Challenge:
Select all lines in the records that include "arrow".

Extracted records:

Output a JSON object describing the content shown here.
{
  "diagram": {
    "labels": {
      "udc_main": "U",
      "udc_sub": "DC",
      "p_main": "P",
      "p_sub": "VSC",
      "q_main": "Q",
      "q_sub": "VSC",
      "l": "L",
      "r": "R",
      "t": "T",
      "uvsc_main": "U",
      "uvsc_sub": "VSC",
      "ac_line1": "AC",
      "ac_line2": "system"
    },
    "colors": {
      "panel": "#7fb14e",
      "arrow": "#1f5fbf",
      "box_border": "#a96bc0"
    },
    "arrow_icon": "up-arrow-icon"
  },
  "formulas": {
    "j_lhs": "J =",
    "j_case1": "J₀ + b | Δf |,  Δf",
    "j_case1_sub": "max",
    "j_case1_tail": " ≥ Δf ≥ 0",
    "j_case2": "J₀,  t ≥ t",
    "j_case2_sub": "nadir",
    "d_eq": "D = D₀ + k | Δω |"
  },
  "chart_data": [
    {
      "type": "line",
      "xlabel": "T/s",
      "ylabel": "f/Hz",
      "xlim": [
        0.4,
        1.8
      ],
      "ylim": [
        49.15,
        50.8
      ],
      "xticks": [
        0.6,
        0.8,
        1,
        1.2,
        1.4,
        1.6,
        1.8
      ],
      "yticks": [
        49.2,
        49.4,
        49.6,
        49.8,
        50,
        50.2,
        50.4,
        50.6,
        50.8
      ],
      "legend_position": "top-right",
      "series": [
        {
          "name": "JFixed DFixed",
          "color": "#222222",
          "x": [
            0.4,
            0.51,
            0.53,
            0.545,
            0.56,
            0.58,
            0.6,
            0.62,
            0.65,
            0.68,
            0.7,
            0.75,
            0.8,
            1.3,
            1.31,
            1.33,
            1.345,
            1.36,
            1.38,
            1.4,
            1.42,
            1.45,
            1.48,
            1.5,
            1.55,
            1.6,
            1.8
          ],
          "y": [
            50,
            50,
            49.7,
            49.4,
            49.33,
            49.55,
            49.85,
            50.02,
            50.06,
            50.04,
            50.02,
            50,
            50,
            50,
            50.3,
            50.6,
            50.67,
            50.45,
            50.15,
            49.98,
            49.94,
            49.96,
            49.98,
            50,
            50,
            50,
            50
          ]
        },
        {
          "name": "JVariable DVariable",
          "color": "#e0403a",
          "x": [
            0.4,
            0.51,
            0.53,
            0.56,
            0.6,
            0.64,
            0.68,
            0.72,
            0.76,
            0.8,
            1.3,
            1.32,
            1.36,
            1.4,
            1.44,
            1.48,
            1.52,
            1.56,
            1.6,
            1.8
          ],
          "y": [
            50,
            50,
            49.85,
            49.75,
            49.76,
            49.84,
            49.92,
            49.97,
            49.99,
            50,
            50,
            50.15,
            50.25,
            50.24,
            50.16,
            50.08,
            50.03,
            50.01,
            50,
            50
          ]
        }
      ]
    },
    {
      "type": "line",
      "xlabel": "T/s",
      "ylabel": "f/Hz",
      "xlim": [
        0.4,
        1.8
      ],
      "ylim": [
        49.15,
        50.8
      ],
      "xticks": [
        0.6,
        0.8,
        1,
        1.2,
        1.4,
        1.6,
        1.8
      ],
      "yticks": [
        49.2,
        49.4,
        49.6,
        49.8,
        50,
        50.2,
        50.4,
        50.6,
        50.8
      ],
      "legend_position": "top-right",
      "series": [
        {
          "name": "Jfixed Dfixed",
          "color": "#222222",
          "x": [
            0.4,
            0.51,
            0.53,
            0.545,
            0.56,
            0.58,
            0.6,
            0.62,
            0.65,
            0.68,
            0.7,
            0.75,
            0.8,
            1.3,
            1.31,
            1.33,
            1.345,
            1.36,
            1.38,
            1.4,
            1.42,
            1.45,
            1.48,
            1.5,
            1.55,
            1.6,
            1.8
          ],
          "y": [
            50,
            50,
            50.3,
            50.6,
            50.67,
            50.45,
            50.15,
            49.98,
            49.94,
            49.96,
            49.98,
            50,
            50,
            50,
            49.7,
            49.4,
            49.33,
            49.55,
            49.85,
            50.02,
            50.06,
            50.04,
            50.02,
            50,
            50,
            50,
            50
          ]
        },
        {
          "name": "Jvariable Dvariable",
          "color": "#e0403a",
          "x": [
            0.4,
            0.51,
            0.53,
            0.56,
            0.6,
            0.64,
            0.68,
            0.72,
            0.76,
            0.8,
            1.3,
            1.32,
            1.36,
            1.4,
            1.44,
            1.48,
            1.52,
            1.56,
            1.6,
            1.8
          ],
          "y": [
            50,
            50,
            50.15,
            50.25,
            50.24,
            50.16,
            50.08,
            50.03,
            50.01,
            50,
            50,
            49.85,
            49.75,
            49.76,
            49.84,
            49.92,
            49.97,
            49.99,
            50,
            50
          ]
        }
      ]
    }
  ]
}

Response below:
      "arrow": "#1f5fbf",
    "arrow_icon": "up-arrow-icon"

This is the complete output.